(Chart and figure data)
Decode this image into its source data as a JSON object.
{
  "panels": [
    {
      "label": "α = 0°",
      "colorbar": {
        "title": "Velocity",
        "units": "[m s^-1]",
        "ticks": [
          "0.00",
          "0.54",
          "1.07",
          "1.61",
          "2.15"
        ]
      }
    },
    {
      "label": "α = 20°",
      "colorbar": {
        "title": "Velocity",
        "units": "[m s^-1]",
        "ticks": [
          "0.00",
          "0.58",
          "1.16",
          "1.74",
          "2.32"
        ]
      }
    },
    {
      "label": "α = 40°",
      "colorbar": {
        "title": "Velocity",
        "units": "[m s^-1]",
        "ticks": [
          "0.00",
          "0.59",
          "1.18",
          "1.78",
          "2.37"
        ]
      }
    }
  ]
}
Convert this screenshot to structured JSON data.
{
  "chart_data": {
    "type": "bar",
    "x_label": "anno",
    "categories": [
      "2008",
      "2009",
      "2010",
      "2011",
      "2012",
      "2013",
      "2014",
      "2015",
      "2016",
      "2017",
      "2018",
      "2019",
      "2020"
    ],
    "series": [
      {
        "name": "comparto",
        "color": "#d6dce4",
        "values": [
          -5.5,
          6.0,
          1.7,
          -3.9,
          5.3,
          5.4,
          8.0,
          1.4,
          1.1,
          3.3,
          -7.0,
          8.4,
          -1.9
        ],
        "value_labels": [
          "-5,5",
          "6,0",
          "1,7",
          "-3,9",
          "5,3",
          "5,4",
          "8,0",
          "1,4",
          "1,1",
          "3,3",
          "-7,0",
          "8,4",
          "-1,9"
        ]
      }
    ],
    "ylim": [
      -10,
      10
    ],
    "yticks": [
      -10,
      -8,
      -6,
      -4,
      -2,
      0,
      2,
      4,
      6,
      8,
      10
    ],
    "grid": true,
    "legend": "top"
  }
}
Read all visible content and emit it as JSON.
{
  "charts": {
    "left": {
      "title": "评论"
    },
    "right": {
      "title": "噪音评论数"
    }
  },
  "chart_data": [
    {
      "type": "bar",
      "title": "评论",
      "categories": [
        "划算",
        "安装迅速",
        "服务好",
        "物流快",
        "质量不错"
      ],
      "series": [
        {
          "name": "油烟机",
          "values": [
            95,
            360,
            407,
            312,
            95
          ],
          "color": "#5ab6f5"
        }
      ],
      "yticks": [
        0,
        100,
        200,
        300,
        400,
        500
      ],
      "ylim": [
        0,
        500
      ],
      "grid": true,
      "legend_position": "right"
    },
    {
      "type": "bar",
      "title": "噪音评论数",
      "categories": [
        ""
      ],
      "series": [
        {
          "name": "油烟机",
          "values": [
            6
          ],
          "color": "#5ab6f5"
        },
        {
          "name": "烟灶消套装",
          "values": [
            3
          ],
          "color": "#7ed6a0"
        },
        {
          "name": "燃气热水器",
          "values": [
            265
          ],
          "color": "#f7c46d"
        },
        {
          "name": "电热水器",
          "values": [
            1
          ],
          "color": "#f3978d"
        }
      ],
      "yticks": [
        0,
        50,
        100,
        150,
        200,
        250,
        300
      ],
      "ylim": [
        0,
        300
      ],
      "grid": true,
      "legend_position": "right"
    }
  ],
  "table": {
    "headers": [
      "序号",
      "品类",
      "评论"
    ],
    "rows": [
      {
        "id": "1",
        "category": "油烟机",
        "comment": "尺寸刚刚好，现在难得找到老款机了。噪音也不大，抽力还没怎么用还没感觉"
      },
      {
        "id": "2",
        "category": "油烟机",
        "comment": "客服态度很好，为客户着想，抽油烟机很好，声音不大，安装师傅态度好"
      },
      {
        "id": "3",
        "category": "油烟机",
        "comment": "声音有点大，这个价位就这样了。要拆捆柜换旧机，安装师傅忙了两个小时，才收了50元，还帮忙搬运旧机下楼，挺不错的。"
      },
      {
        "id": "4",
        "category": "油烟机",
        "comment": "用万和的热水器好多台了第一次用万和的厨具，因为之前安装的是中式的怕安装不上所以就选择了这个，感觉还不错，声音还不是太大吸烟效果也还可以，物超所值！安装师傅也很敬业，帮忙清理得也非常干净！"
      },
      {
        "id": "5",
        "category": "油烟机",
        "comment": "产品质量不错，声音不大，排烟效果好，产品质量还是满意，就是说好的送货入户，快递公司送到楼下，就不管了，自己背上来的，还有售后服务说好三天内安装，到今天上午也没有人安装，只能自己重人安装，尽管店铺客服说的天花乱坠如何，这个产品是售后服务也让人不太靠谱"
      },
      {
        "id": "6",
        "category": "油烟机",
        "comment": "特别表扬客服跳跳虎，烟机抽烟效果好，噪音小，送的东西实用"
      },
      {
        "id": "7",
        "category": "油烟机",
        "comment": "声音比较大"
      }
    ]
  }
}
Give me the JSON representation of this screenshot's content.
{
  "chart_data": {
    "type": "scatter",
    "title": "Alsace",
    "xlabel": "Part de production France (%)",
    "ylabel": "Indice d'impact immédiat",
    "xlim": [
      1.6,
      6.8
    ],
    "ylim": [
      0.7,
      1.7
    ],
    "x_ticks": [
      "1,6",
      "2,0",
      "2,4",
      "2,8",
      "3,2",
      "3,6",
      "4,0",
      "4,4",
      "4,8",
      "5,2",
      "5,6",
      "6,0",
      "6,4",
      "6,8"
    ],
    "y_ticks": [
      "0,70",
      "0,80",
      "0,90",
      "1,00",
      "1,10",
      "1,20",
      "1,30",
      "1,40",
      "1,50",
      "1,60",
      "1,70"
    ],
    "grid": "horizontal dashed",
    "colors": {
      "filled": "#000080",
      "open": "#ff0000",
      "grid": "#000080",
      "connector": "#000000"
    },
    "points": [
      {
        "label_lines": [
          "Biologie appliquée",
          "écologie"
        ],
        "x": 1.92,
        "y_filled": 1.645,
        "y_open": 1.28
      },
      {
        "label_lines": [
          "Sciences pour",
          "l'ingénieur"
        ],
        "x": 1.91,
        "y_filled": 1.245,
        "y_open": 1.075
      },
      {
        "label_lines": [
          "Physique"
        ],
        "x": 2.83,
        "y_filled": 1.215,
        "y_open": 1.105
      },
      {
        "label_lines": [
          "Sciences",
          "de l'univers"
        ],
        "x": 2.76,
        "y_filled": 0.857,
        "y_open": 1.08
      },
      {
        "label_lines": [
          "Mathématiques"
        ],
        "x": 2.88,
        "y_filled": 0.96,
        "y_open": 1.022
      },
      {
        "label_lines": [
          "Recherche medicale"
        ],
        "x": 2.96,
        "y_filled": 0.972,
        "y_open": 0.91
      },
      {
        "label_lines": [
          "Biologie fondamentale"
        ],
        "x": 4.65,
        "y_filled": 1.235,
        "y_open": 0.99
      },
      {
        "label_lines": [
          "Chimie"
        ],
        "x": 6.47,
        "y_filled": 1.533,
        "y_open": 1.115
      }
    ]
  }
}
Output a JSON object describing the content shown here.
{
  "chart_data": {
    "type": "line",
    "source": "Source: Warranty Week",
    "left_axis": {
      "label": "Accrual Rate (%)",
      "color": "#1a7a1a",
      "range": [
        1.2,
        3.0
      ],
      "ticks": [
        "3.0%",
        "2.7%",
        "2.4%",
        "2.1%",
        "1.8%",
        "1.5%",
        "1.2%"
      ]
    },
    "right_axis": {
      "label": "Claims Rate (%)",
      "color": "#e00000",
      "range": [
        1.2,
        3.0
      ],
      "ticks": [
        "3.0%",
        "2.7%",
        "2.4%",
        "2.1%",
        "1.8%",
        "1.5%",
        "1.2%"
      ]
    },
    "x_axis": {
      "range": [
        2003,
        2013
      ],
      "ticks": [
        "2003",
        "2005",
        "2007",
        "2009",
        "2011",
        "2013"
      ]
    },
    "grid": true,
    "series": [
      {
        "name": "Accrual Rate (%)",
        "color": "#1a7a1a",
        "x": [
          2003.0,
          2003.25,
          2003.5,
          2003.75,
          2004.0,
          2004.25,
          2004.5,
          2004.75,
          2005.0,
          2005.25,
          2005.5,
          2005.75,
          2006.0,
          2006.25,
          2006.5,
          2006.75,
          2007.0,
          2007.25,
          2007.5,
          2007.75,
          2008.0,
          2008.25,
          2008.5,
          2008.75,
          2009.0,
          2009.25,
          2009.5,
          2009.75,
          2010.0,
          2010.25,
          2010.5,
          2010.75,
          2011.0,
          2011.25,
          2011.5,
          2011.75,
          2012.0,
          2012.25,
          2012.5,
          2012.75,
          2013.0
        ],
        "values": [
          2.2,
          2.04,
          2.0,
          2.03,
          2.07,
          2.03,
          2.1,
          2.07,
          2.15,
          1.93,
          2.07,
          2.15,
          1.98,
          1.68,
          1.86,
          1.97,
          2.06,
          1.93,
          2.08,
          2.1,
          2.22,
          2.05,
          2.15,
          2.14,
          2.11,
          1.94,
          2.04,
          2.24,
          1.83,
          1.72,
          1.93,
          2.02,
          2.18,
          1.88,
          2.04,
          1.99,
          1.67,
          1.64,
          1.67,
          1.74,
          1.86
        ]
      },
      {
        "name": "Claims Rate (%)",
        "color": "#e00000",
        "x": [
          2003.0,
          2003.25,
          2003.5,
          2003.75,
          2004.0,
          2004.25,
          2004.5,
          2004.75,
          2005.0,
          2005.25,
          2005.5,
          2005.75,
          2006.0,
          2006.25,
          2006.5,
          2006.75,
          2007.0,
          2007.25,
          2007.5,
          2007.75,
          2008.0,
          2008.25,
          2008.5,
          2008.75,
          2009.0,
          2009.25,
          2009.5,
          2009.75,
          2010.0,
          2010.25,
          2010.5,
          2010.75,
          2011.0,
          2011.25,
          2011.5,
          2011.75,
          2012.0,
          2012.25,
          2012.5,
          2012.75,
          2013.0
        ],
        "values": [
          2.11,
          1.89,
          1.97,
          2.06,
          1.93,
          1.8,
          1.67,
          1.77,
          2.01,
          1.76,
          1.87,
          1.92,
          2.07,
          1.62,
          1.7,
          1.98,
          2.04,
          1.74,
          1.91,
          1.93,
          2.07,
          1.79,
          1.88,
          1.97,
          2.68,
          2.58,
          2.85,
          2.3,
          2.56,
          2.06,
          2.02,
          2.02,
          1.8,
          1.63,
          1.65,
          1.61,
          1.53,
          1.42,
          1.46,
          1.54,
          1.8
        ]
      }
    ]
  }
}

▶ _TASK DIRECTIONS_:
Using the listing above, list every line in which the string "screenshot" occurs.

▶ _WRITTEN RESPONSE_:
Convert this screenshot to structured JSON data.
Give me the JSON representation of this screenshot's content.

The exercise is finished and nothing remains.